## Do this
Keep only those lines of the records that include the string "JSON".

(Figure record extracts)
►
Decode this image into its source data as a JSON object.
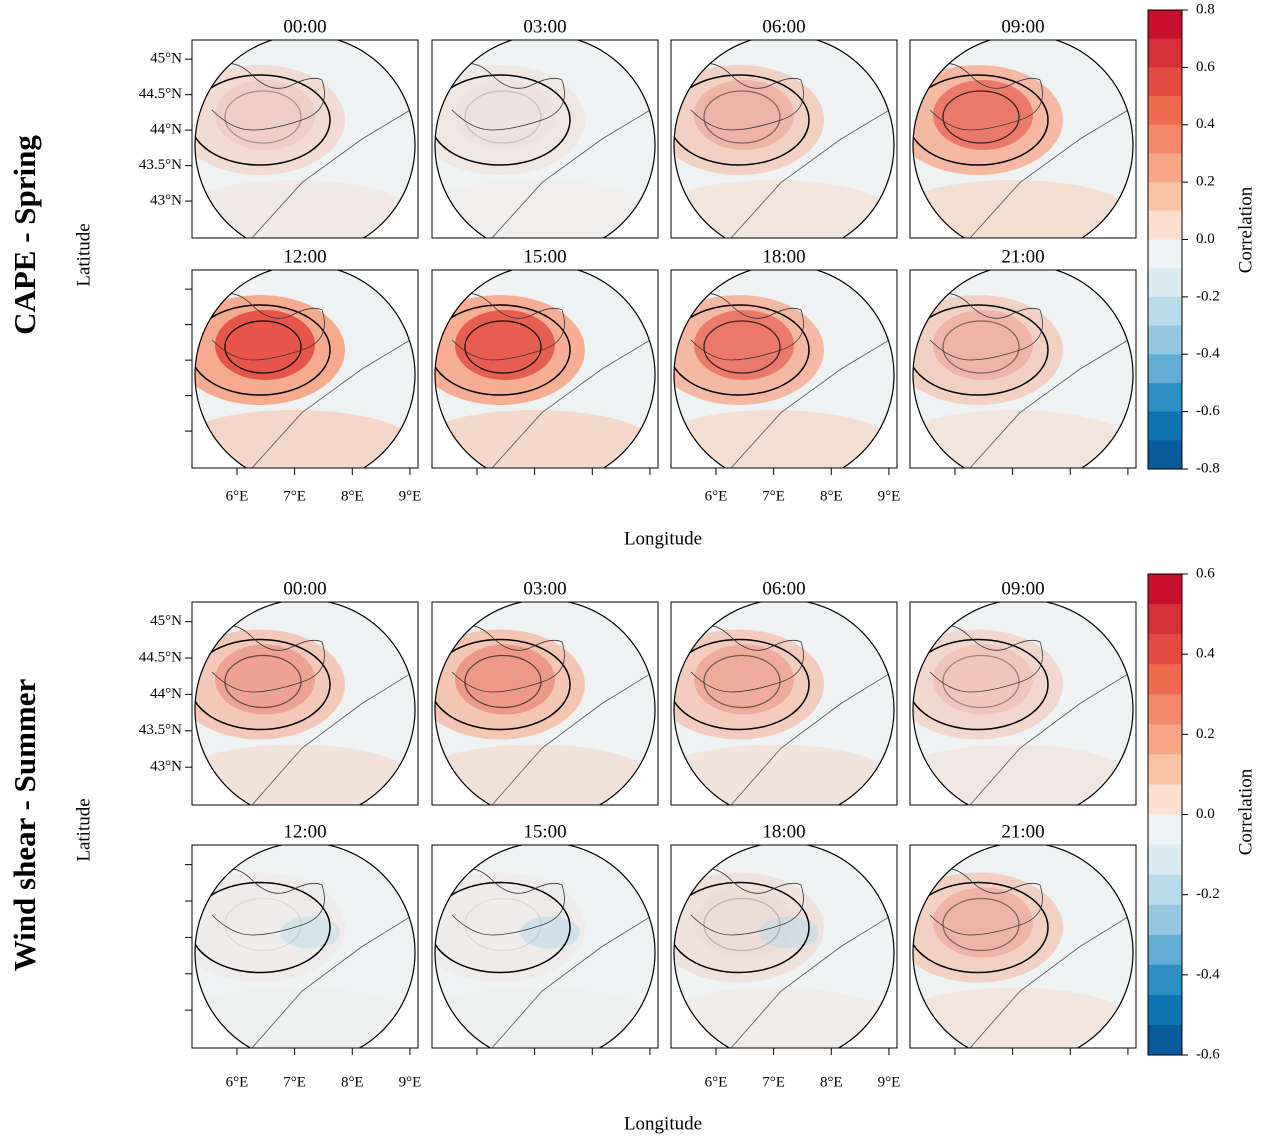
{
  "figures": [
    {
      "row_label": "CAPE - Spring",
      "y_label": "Latitude",
      "x_label": "Longitude",
      "panel_titles": [
        "00:00",
        "03:00",
        "06:00",
        "09:00",
        "12:00",
        "15:00",
        "18:00",
        "21:00"
      ],
      "ylim": [
        42.48,
        45.27
      ],
      "yticks": [
        {
          "value": 45,
          "label": "45°N"
        },
        {
          "value": 44.5,
          "label": "44.5°N"
        },
        {
          "value": 44,
          "label": "44°N"
        },
        {
          "value": 43.5,
          "label": "43.5°N"
        },
        {
          "value": 43,
          "label": "43°N"
        }
      ],
      "xlim": [
        5.22,
        9.14
      ],
      "xticks": [
        {
          "value": 6,
          "label": "6°E"
        },
        {
          "value": 7,
          "label": "7°E"
        },
        {
          "value": 8,
          "label": "8°E"
        },
        {
          "value": 9,
          "label": "9°E"
        }
      ],
      "colorbar": {
        "label": "Correlation",
        "lim": [
          -0.8,
          0.8
        ],
        "ticks": [
          0.8,
          0.6,
          0.4,
          0.2,
          {
            "value": 0,
            "label": "0.0"
          },
          -0.2,
          -0.4,
          -0.6,
          -0.8
        ]
      }
    },
    {
      "row_label": "Wind shear - Summer",
      "y_label": "Latitude",
      "x_label": "Longitude",
      "panel_titles": [
        "00:00",
        "03:00",
        "06:00",
        "09:00",
        "12:00",
        "15:00",
        "18:00",
        "21:00"
      ],
      "ylim": [
        42.48,
        45.27
      ],
      "yticks": [
        {
          "value": 45,
          "label": "45°N"
        },
        {
          "value": 44.5,
          "label": "44.5°N"
        },
        {
          "value": 44,
          "label": "44°N"
        },
        {
          "value": 43.5,
          "label": "43.5°N"
        },
        {
          "value": 43,
          "label": "43°N"
        }
      ],
      "xlim": [
        5.22,
        9.14
      ],
      "xticks": [
        {
          "value": 6,
          "label": "6°E"
        },
        {
          "value": 7,
          "label": "7°E"
        },
        {
          "value": 8,
          "label": "8°E"
        },
        {
          "value": 9,
          "label": "9°E"
        }
      ],
      "colorbar": {
        "label": "Correlation",
        "lim": [
          -0.6,
          0.6
        ],
        "ticks": [
          0.6,
          0.4,
          0.2,
          {
            "value": 0,
            "label": "0.0"
          },
          -0.2,
          -0.4,
          -0.6
        ]
      }
    }
  ],
  "colormap": [
    "#c8102e",
    "#d62f3a",
    "#e34a43",
    "#ef6a4f",
    "#f4896a",
    "#f7a688",
    "#fac3a8",
    "#fde0d0",
    "#eef2f4",
    "#dceaf2",
    "#bcdbea",
    "#95c8e0",
    "#63acd2",
    "#2e8fc2",
    "#0f74b2",
    "#085a9a"
  ]
}
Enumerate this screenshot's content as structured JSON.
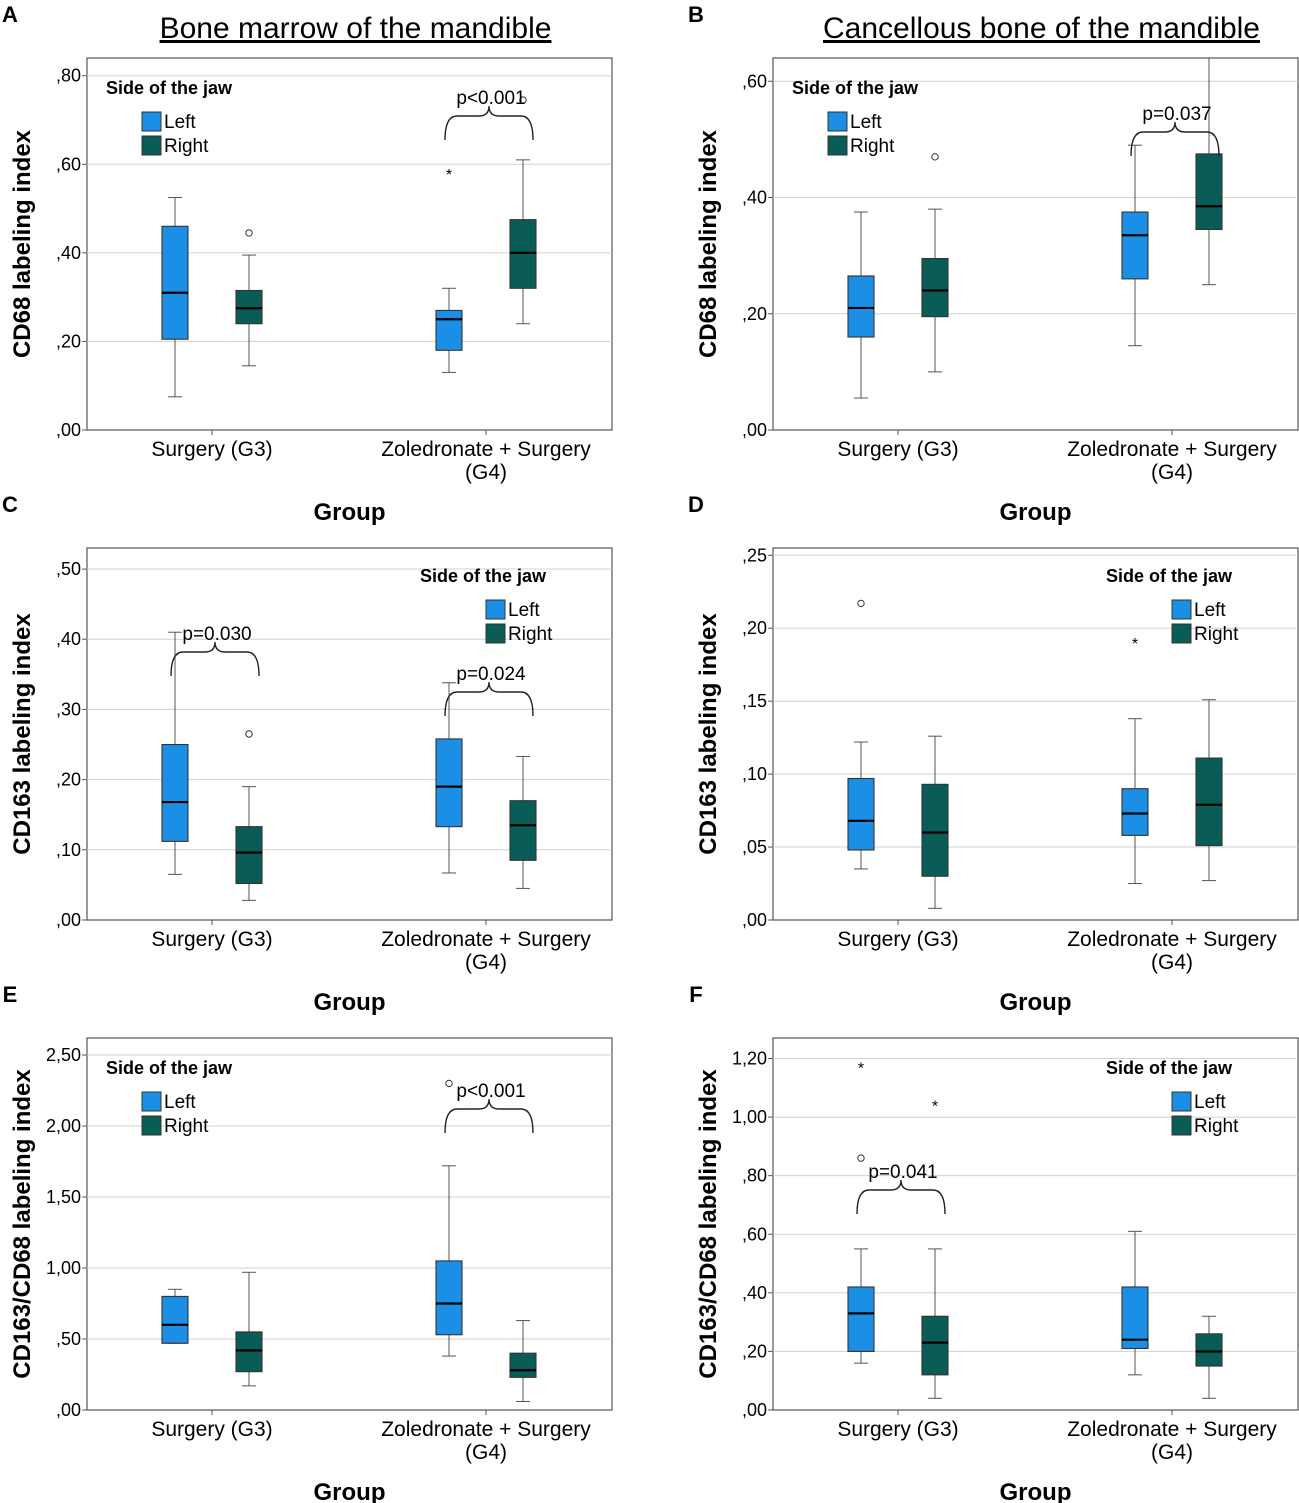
{
  "chart_data": [
    {
      "panel": "A",
      "type": "box",
      "title": "Bone marrow of the mandible",
      "ylabel": "CD68 labeling index",
      "xlabel": "Group",
      "ylim": [
        0,
        0.84
      ],
      "yticks": [
        0,
        0.2,
        0.4,
        0.6,
        0.8
      ],
      "tick_labels": [
        ",00",
        ",20",
        ",40",
        ",60",
        ",80"
      ],
      "categories": [
        "Surgery (G3)",
        "Zoledronate + Surgery (G4)"
      ],
      "legend": {
        "title": "Side of the jaw",
        "position": "top-left",
        "entries": [
          "Left",
          "Right"
        ]
      },
      "series": [
        {
          "name": "Left",
          "color": "#1b8fe6",
          "boxes": [
            {
              "min": 0.075,
              "q1": 0.205,
              "median": 0.31,
              "q3": 0.46,
              "max": 0.525,
              "outliers": [],
              "extremes": []
            },
            {
              "min": 0.13,
              "q1": 0.18,
              "median": 0.25,
              "q3": 0.27,
              "max": 0.32,
              "outliers": [],
              "extremes": [
                0.585
              ]
            }
          ]
        },
        {
          "name": "Right",
          "color": "#0a5d56",
          "boxes": [
            {
              "min": 0.145,
              "q1": 0.24,
              "median": 0.275,
              "q3": 0.315,
              "max": 0.395,
              "outliers": [
                0.445
              ],
              "extremes": []
            },
            {
              "min": 0.24,
              "q1": 0.32,
              "median": 0.4,
              "q3": 0.475,
              "max": 0.61,
              "outliers": [
                0.745
              ],
              "extremes": []
            }
          ]
        }
      ],
      "annotations": [
        {
          "text": "p<0.001",
          "category": 1
        }
      ]
    },
    {
      "panel": "B",
      "type": "box",
      "title": "Cancellous bone of the mandible",
      "ylabel": "CD68 labeling index",
      "xlabel": "Group",
      "ylim": [
        0,
        0.64
      ],
      "yticks": [
        0,
        0.2,
        0.4,
        0.6
      ],
      "tick_labels": [
        ",00",
        ",20",
        ",40",
        ",60"
      ],
      "categories": [
        "Surgery (G3)",
        "Zoledronate + Surgery (G4)"
      ],
      "legend": {
        "title": "Side of the jaw",
        "position": "top-left",
        "entries": [
          "Left",
          "Right"
        ]
      },
      "series": [
        {
          "name": "Left",
          "color": "#1b8fe6",
          "boxes": [
            {
              "min": 0.055,
              "q1": 0.16,
              "median": 0.21,
              "q3": 0.265,
              "max": 0.375,
              "outliers": [],
              "extremes": []
            },
            {
              "min": 0.145,
              "q1": 0.26,
              "median": 0.335,
              "q3": 0.375,
              "max": 0.49,
              "outliers": [],
              "extremes": []
            }
          ]
        },
        {
          "name": "Right",
          "color": "#0a5d56",
          "boxes": [
            {
              "min": 0.1,
              "q1": 0.195,
              "median": 0.24,
              "q3": 0.295,
              "max": 0.38,
              "outliers": [
                0.47
              ],
              "extremes": []
            },
            {
              "min": 0.25,
              "q1": 0.345,
              "median": 0.385,
              "q3": 0.475,
              "max": 0.64,
              "outliers": [],
              "extremes": []
            }
          ]
        }
      ],
      "annotations": [
        {
          "text": "p=0.037",
          "category": 1
        }
      ]
    },
    {
      "panel": "C",
      "type": "box",
      "title": "",
      "ylabel": "CD163 labeling index",
      "xlabel": "Group",
      "ylim": [
        0,
        0.53
      ],
      "yticks": [
        0,
        0.1,
        0.2,
        0.3,
        0.4,
        0.5
      ],
      "tick_labels": [
        ",00",
        ",10",
        ",20",
        ",30",
        ",40",
        ",50"
      ],
      "categories": [
        "Surgery (G3)",
        "Zoledronate + Surgery (G4)"
      ],
      "legend": {
        "title": "Side of the jaw",
        "position": "top-right",
        "entries": [
          "Left",
          "Right"
        ]
      },
      "series": [
        {
          "name": "Left",
          "color": "#1b8fe6",
          "boxes": [
            {
              "min": 0.065,
              "q1": 0.112,
              "median": 0.168,
              "q3": 0.25,
              "max": 0.41,
              "outliers": [],
              "extremes": []
            },
            {
              "min": 0.067,
              "q1": 0.133,
              "median": 0.19,
              "q3": 0.258,
              "max": 0.338,
              "outliers": [],
              "extremes": []
            }
          ]
        },
        {
          "name": "Right",
          "color": "#0a5d56",
          "boxes": [
            {
              "min": 0.028,
              "q1": 0.052,
              "median": 0.096,
              "q3": 0.133,
              "max": 0.19,
              "outliers": [
                0.265
              ],
              "extremes": []
            },
            {
              "min": 0.045,
              "q1": 0.085,
              "median": 0.135,
              "q3": 0.17,
              "max": 0.233,
              "outliers": [],
              "extremes": []
            }
          ]
        }
      ],
      "annotations": [
        {
          "text": "p=0.030",
          "category": 0
        },
        {
          "text": "p=0.024",
          "category": 1
        }
      ]
    },
    {
      "panel": "D",
      "type": "box",
      "title": "",
      "ylabel": "CD163 labeling index",
      "xlabel": "Group",
      "ylim": [
        0,
        0.255
      ],
      "yticks": [
        0,
        0.05,
        0.1,
        0.15,
        0.2,
        0.25
      ],
      "tick_labels": [
        ",00",
        ",05",
        ",10",
        ",15",
        ",20",
        ",25"
      ],
      "categories": [
        "Surgery (G3)",
        "Zoledronate + Surgery (G4)"
      ],
      "legend": {
        "title": "Side of the jaw",
        "position": "top-right",
        "entries": [
          "Left",
          "Right"
        ]
      },
      "series": [
        {
          "name": "Left",
          "color": "#1b8fe6",
          "boxes": [
            {
              "min": 0.035,
              "q1": 0.048,
              "median": 0.068,
              "q3": 0.097,
              "max": 0.122,
              "outliers": [
                0.217
              ],
              "extremes": []
            },
            {
              "min": 0.025,
              "q1": 0.058,
              "median": 0.073,
              "q3": 0.09,
              "max": 0.138,
              "outliers": [],
              "extremes": [
                0.192
              ]
            }
          ]
        },
        {
          "name": "Right",
          "color": "#0a5d56",
          "boxes": [
            {
              "min": 0.008,
              "q1": 0.03,
              "median": 0.06,
              "q3": 0.093,
              "max": 0.126,
              "outliers": [],
              "extremes": []
            },
            {
              "min": 0.027,
              "q1": 0.051,
              "median": 0.079,
              "q3": 0.111,
              "max": 0.151,
              "outliers": [],
              "extremes": []
            }
          ]
        }
      ],
      "annotations": []
    },
    {
      "panel": "E",
      "type": "box",
      "title": "",
      "ylabel": "CD163/CD68 labeling index",
      "xlabel": "Group",
      "ylim": [
        0,
        2.62
      ],
      "yticks": [
        0,
        0.5,
        1.0,
        1.5,
        2.0,
        2.5
      ],
      "tick_labels": [
        ",00",
        ",50",
        "1,00",
        "1,50",
        "2,00",
        "2,50"
      ],
      "categories": [
        "Surgery (G3)",
        "Zoledronate + Surgery (G4)"
      ],
      "legend": {
        "title": "Side of the jaw",
        "position": "top-left",
        "entries": [
          "Left",
          "Right"
        ]
      },
      "series": [
        {
          "name": "Left",
          "color": "#1b8fe6",
          "boxes": [
            {
              "min": 0.47,
              "q1": 0.47,
              "median": 0.6,
              "q3": 0.8,
              "max": 0.85,
              "outliers": [],
              "extremes": []
            },
            {
              "min": 0.38,
              "q1": 0.53,
              "median": 0.75,
              "q3": 1.05,
              "max": 1.72,
              "outliers": [
                2.3
              ],
              "extremes": []
            }
          ]
        },
        {
          "name": "Right",
          "color": "#0a5d56",
          "boxes": [
            {
              "min": 0.17,
              "q1": 0.27,
              "median": 0.42,
              "q3": 0.55,
              "max": 0.97,
              "outliers": [],
              "extremes": []
            },
            {
              "min": 0.06,
              "q1": 0.23,
              "median": 0.28,
              "q3": 0.4,
              "max": 0.63,
              "outliers": [],
              "extremes": []
            }
          ]
        }
      ],
      "annotations": [
        {
          "text": "p<0.001",
          "category": 1
        }
      ]
    },
    {
      "panel": "F",
      "type": "box",
      "title": "",
      "ylabel": "CD163/CD68 labeling index",
      "xlabel": "Group",
      "ylim": [
        0,
        1.27
      ],
      "yticks": [
        0,
        0.2,
        0.4,
        0.6,
        0.8,
        1.0,
        1.2
      ],
      "tick_labels": [
        ",00",
        ",20",
        ",40",
        ",60",
        ",80",
        "1,00",
        "1,20"
      ],
      "categories": [
        "Surgery (G3)",
        "Zoledronate + Surgery (G4)"
      ],
      "legend": {
        "title": "Side of the jaw",
        "position": "top-right",
        "entries": [
          "Left",
          "Right"
        ]
      },
      "series": [
        {
          "name": "Left",
          "color": "#1b8fe6",
          "boxes": [
            {
              "min": 0.16,
              "q1": 0.2,
              "median": 0.33,
              "q3": 0.42,
              "max": 0.55,
              "outliers": [
                0.86
              ],
              "extremes": [
                1.18
              ]
            },
            {
              "min": 0.12,
              "q1": 0.21,
              "median": 0.24,
              "q3": 0.42,
              "max": 0.61,
              "outliers": [],
              "extremes": []
            }
          ]
        },
        {
          "name": "Right",
          "color": "#0a5d56",
          "boxes": [
            {
              "min": 0.04,
              "q1": 0.12,
              "median": 0.23,
              "q3": 0.32,
              "max": 0.55,
              "outliers": [],
              "extremes": [
                1.05
              ]
            },
            {
              "min": 0.04,
              "q1": 0.15,
              "median": 0.2,
              "q3": 0.26,
              "max": 0.32,
              "outliers": [],
              "extremes": []
            }
          ]
        }
      ],
      "annotations": [
        {
          "text": "p=0.041",
          "category": 0
        }
      ]
    }
  ]
}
◄
## Solution for this task
Decode this image into its source data as a JSON object.
Enumerate this screenshot's content as structured JSON.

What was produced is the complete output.